What you have to do = Can you pull out each line of the data below that includes the word "screenshot"?

Exercise inputs =
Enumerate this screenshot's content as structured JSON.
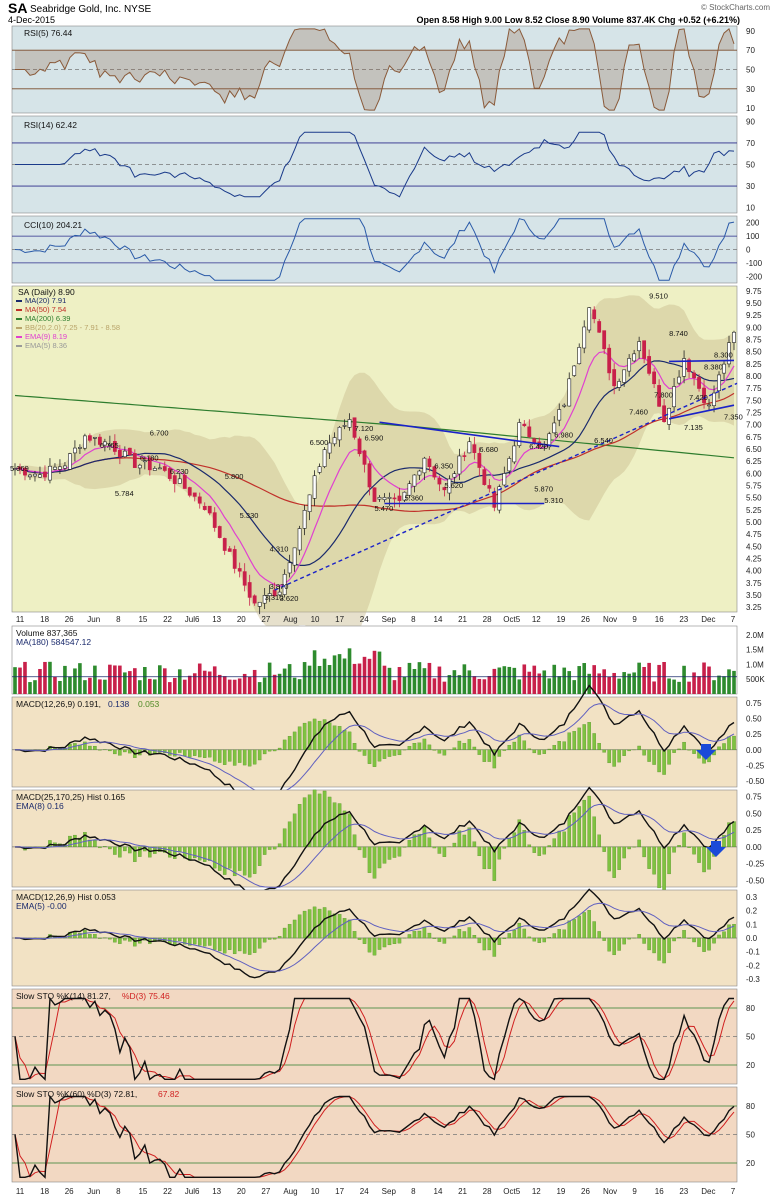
{
  "header": {
    "ticker": "SA",
    "company": "Seabridge Gold, Inc. NYSE",
    "date": "4-Dec-2015",
    "quote": "Open 8.58  High 9.00  Low 8.52  Close 8.90  Volume 837.4K  Chg +0.52 (+6.21%)",
    "watermark": "© StockCharts.com"
  },
  "colors": {
    "bg_rsi": "#d6e4e8",
    "bg_price": "#eef0c4",
    "bg_volume": "#ffffff",
    "bg_macd": "#f2e2c4",
    "bg_sto": "#f2d8c2",
    "up_vol": "#2e8b2e",
    "down_vol": "#c8204a",
    "hist_fill": "#7fc241",
    "ma20": "#1a2a6c",
    "ma50": "#c0302a",
    "ma200": "#2e7d2e",
    "ema9": "#e040d0",
    "bb_fill": "#c8bb8f",
    "trend": "#1a22c8"
  },
  "x_axis": {
    "labels": [
      "11",
      "18",
      "26",
      "Jun",
      "8",
      "15",
      "22",
      "Jul6",
      "13",
      "20",
      "27",
      "Aug",
      "10",
      "17",
      "24",
      "Sep",
      "8",
      "14",
      "21",
      "28",
      "Oct5",
      "12",
      "19",
      "26",
      "Nov",
      "9",
      "16",
      "23",
      "Dec",
      "7"
    ]
  },
  "panels": {
    "rsi5": {
      "title": "RSI(5) 76.44",
      "ticks": [
        "90",
        "70",
        "50",
        "30",
        "10"
      ]
    },
    "rsi14": {
      "title": "RSI(14) 62.42",
      "ticks": [
        "90",
        "70",
        "50",
        "30",
        "10"
      ]
    },
    "cci": {
      "title": "CCI(10) 204.21",
      "ticks": [
        "200",
        "100",
        "0",
        "-100",
        "-200"
      ]
    },
    "price": {
      "title": "SA (Daily) 8.90",
      "legend": [
        {
          "text": "MA(20) 7.91",
          "color": "#1a2a6c"
        },
        {
          "text": "MA(50) 7.54",
          "color": "#c0302a"
        },
        {
          "text": "MA(200) 6.39",
          "color": "#2e7d2e"
        },
        {
          "text": "BB(20,2.0) 7.25 - 7.91 - 8.58",
          "color": "#b9a46a"
        },
        {
          "text": "EMA(9) 8.19",
          "color": "#e040d0"
        },
        {
          "text": "EMA(5) 8.36",
          "color": "#999999"
        }
      ],
      "ticks": [
        "9.75",
        "9.50",
        "9.25",
        "9.00",
        "8.75",
        "8.50",
        "8.25",
        "8.00",
        "7.75",
        "7.50",
        "7.25",
        "7.00",
        "6.75",
        "6.50",
        "6.25",
        "6.00",
        "5.75",
        "5.50",
        "5.25",
        "5.00",
        "4.75",
        "4.50",
        "4.25",
        "4.00",
        "3.75",
        "3.50",
        "3.25"
      ],
      "annotations": [
        "5.969",
        "6.765",
        "6.700",
        "5.784",
        "6.180",
        "6.230",
        "5.800",
        "5.330",
        "4.310",
        "3.870",
        "3.310",
        "3.620",
        "6.500",
        "7.120",
        "6.590",
        "5.470",
        "5.360",
        "6.350",
        "5.620",
        "6.680",
        "6.420",
        "5.870",
        "5.310",
        "6.980",
        "6.540",
        "7.460",
        "9.510",
        "7.800",
        "8.740",
        "7.135",
        "7.420",
        "8.380",
        "8.300",
        "7.350"
      ]
    },
    "volume": {
      "title": "Volume 837,365",
      "sub": "MA(180) 584547.12",
      "ticks": [
        "2.0M",
        "1.5M",
        "1.0M",
        "500K"
      ]
    },
    "macd1": {
      "title_a": "MACD(12,26,9) 0.191, ",
      "title_b": "0.138",
      "title_c": "0.053",
      "ticks": [
        "0.75",
        "0.50",
        "0.25",
        "0.00",
        "-0.25",
        "-0.50"
      ]
    },
    "macd2": {
      "title": "MACD(25,170,25) Hist 0.165",
      "sub": "EMA(8) 0.16",
      "ticks": [
        "0.75",
        "0.50",
        "0.25",
        "0.00",
        "-0.25",
        "-0.50"
      ]
    },
    "macd3": {
      "title": "MACD(12,26,9) Hist 0.053",
      "sub": "EMA(5) -0.00",
      "ticks": [
        "0.3",
        "0.2",
        "0.1",
        "0.0",
        "-0.1",
        "-0.2",
        "-0.3"
      ]
    },
    "sto14": {
      "title_a": "Slow STO %K(14) 81.27, ",
      "title_b": "%D(3) 75.46",
      "ticks": [
        "80",
        "50",
        "20"
      ]
    },
    "sto60": {
      "title_a": "Slow STO %K(60) %D(3) 72.81, ",
      "title_b": "67.82",
      "ticks": [
        "80",
        "50",
        "20"
      ]
    }
  },
  "chart_data": {
    "type": "line",
    "title": "SA (Daily) 8.90",
    "x_labels": [
      "11",
      "18",
      "26",
      "Jun",
      "8",
      "15",
      "22",
      "Jul6",
      "13",
      "20",
      "27",
      "Aug",
      "10",
      "17",
      "24",
      "Sep",
      "8",
      "14",
      "21",
      "28",
      "Oct5",
      "12",
      "19",
      "26",
      "Nov",
      "9",
      "16",
      "23",
      "Dec",
      "7"
    ],
    "close_key_points": [
      6.1,
      5.97,
      6.2,
      6.77,
      6.6,
      6.2,
      6.1,
      5.7,
      5.33,
      4.3,
      3.31,
      3.62,
      5.2,
      6.5,
      7.12,
      5.47,
      5.36,
      6.35,
      5.62,
      6.68,
      5.31,
      6.98,
      6.54,
      7.46,
      9.51,
      7.8,
      8.74,
      7.135,
      8.38,
      7.35,
      8.9
    ],
    "ylim": [
      3.25,
      9.75
    ],
    "series": [
      {
        "name": "MA(20) 7.91"
      },
      {
        "name": "MA(50) 7.54"
      },
      {
        "name": "MA(200) 6.39"
      },
      {
        "name": "EMA(9) 8.19"
      }
    ],
    "volume_ylim": [
      0,
      2000000
    ],
    "volume_latest": 837365,
    "rsi5_latest": 76.44,
    "rsi14_latest": 62.42,
    "cci_latest": 204.21,
    "macd_latest": [
      0.191,
      0.138,
      0.053
    ],
    "sto14_latest": [
      81.27,
      75.46
    ],
    "sto60_latest": [
      72.81,
      67.82
    ]
  }
}
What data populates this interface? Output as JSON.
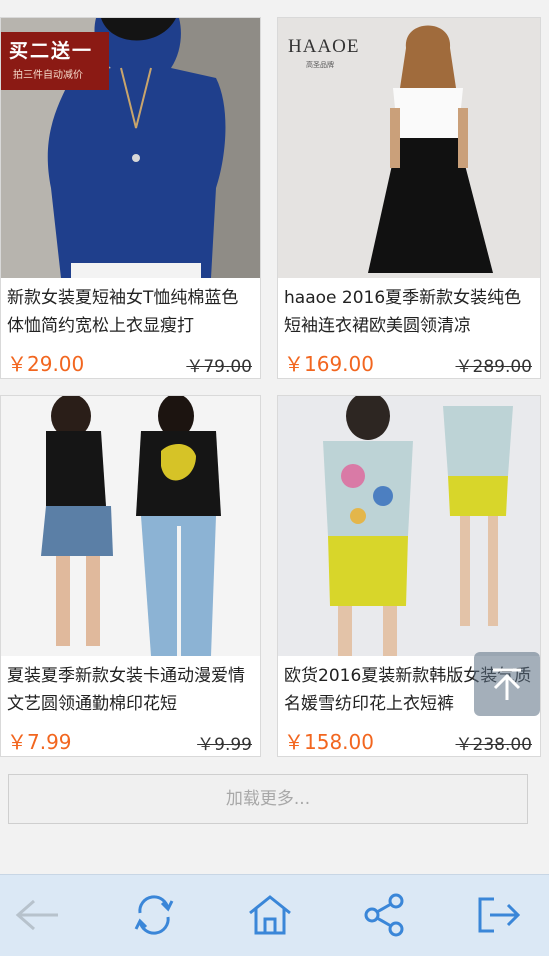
{
  "products": [
    {
      "title": "新款女装夏短袖女T恤纯棉蓝色体恤简约宽松上衣显瘦打",
      "price": "￥29.00",
      "original_price": "￥79.00",
      "image_overlay": {
        "badge_main": "买二送一",
        "badge_sub": "拍三件自动减价"
      }
    },
    {
      "title": "haaoe 2016夏季新款女装纯色短袖连衣裙欧美圆领清凉",
      "price": "￥169.00",
      "original_price": "￥289.00",
      "image_overlay": {
        "brand": "HAAOE",
        "brand_sub": "高圣品牌"
      }
    },
    {
      "title": "夏装夏季新款女装卡通动漫爱情文艺圆领通勤棉印花短",
      "price": "￥7.99",
      "original_price": "￥9.99"
    },
    {
      "title": "欧货2016夏装新款韩版女装气质名媛雪纺印花上衣短裤",
      "price": "￥158.00",
      "original_price": "￥238.00"
    }
  ],
  "load_more_label": "加载更多...",
  "toolbar": {
    "icons": [
      "back-arrow-icon",
      "refresh-icon",
      "home-icon",
      "share-icon",
      "exit-icon"
    ],
    "icon_color": "#3a86d8"
  },
  "colors": {
    "price": "#f2661f",
    "toolbar_bg": "#dbe8f5"
  }
}
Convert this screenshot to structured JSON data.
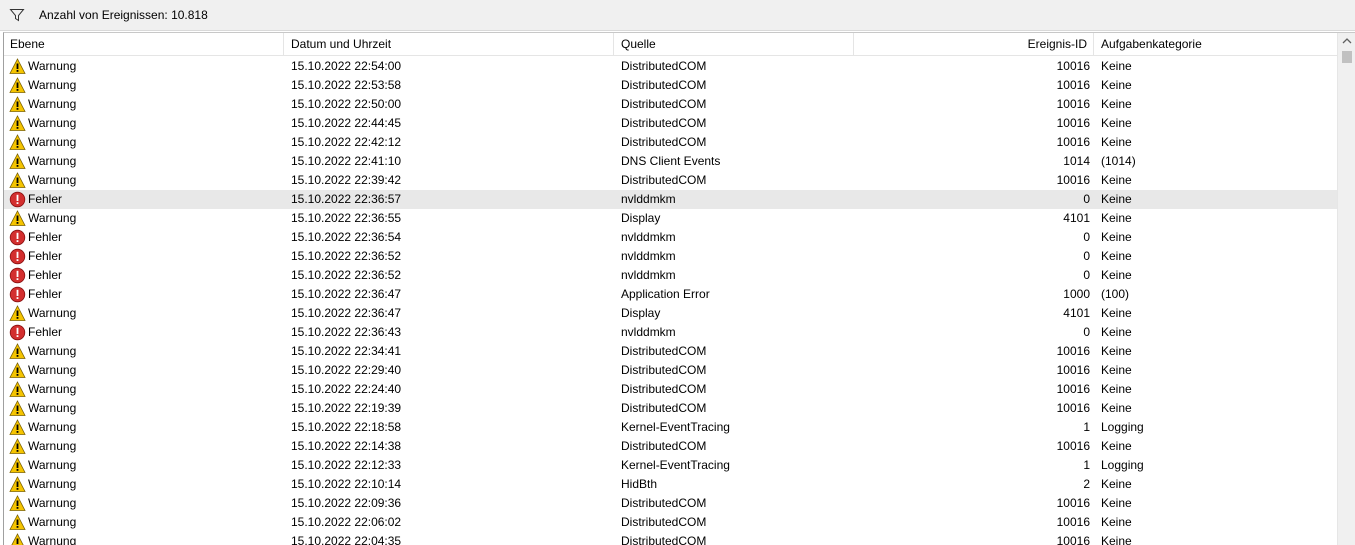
{
  "toolbar": {
    "filter_icon": "filter-funnel-icon",
    "count_text": "Anzahl von Ereignissen: 10.818"
  },
  "columns": {
    "level": "Ebene",
    "date": "Datum und Uhrzeit",
    "source": "Quelle",
    "event_id": "Ereignis-ID",
    "category": "Aufgabenkategorie"
  },
  "colors": {
    "warning": "#f5c400",
    "error": "#d32f2f",
    "selected_row": "#e8e8e8"
  },
  "rows": [
    {
      "level": "Warnung",
      "date": "15.10.2022 22:54:00",
      "source": "DistributedCOM",
      "event_id": "10016",
      "category": "Keine"
    },
    {
      "level": "Warnung",
      "date": "15.10.2022 22:53:58",
      "source": "DistributedCOM",
      "event_id": "10016",
      "category": "Keine"
    },
    {
      "level": "Warnung",
      "date": "15.10.2022 22:50:00",
      "source": "DistributedCOM",
      "event_id": "10016",
      "category": "Keine"
    },
    {
      "level": "Warnung",
      "date": "15.10.2022 22:44:45",
      "source": "DistributedCOM",
      "event_id": "10016",
      "category": "Keine"
    },
    {
      "level": "Warnung",
      "date": "15.10.2022 22:42:12",
      "source": "DistributedCOM",
      "event_id": "10016",
      "category": "Keine"
    },
    {
      "level": "Warnung",
      "date": "15.10.2022 22:41:10",
      "source": "DNS Client Events",
      "event_id": "1014",
      "category": "(1014)"
    },
    {
      "level": "Warnung",
      "date": "15.10.2022 22:39:42",
      "source": "DistributedCOM",
      "event_id": "10016",
      "category": "Keine"
    },
    {
      "level": "Fehler",
      "date": "15.10.2022 22:36:57",
      "source": "nvlddmkm",
      "event_id": "0",
      "category": "Keine",
      "selected": true
    },
    {
      "level": "Warnung",
      "date": "15.10.2022 22:36:55",
      "source": "Display",
      "event_id": "4101",
      "category": "Keine"
    },
    {
      "level": "Fehler",
      "date": "15.10.2022 22:36:54",
      "source": "nvlddmkm",
      "event_id": "0",
      "category": "Keine"
    },
    {
      "level": "Fehler",
      "date": "15.10.2022 22:36:52",
      "source": "nvlddmkm",
      "event_id": "0",
      "category": "Keine"
    },
    {
      "level": "Fehler",
      "date": "15.10.2022 22:36:52",
      "source": "nvlddmkm",
      "event_id": "0",
      "category": "Keine"
    },
    {
      "level": "Fehler",
      "date": "15.10.2022 22:36:47",
      "source": "Application Error",
      "event_id": "1000",
      "category": "(100)"
    },
    {
      "level": "Warnung",
      "date": "15.10.2022 22:36:47",
      "source": "Display",
      "event_id": "4101",
      "category": "Keine"
    },
    {
      "level": "Fehler",
      "date": "15.10.2022 22:36:43",
      "source": "nvlddmkm",
      "event_id": "0",
      "category": "Keine"
    },
    {
      "level": "Warnung",
      "date": "15.10.2022 22:34:41",
      "source": "DistributedCOM",
      "event_id": "10016",
      "category": "Keine"
    },
    {
      "level": "Warnung",
      "date": "15.10.2022 22:29:40",
      "source": "DistributedCOM",
      "event_id": "10016",
      "category": "Keine"
    },
    {
      "level": "Warnung",
      "date": "15.10.2022 22:24:40",
      "source": "DistributedCOM",
      "event_id": "10016",
      "category": "Keine"
    },
    {
      "level": "Warnung",
      "date": "15.10.2022 22:19:39",
      "source": "DistributedCOM",
      "event_id": "10016",
      "category": "Keine"
    },
    {
      "level": "Warnung",
      "date": "15.10.2022 22:18:58",
      "source": "Kernel-EventTracing",
      "event_id": "1",
      "category": "Logging"
    },
    {
      "level": "Warnung",
      "date": "15.10.2022 22:14:38",
      "source": "DistributedCOM",
      "event_id": "10016",
      "category": "Keine"
    },
    {
      "level": "Warnung",
      "date": "15.10.2022 22:12:33",
      "source": "Kernel-EventTracing",
      "event_id": "1",
      "category": "Logging"
    },
    {
      "level": "Warnung",
      "date": "15.10.2022 22:10:14",
      "source": "HidBth",
      "event_id": "2",
      "category": "Keine"
    },
    {
      "level": "Warnung",
      "date": "15.10.2022 22:09:36",
      "source": "DistributedCOM",
      "event_id": "10016",
      "category": "Keine"
    },
    {
      "level": "Warnung",
      "date": "15.10.2022 22:06:02",
      "source": "DistributedCOM",
      "event_id": "10016",
      "category": "Keine"
    },
    {
      "level": "Warnung",
      "date": "15.10.2022 22:04:35",
      "source": "DistributedCOM",
      "event_id": "10016",
      "category": "Keine"
    }
  ]
}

Task output =
Enumerate this screenshot's content as structured JSON.
Convert this screenshot to structured JSON data.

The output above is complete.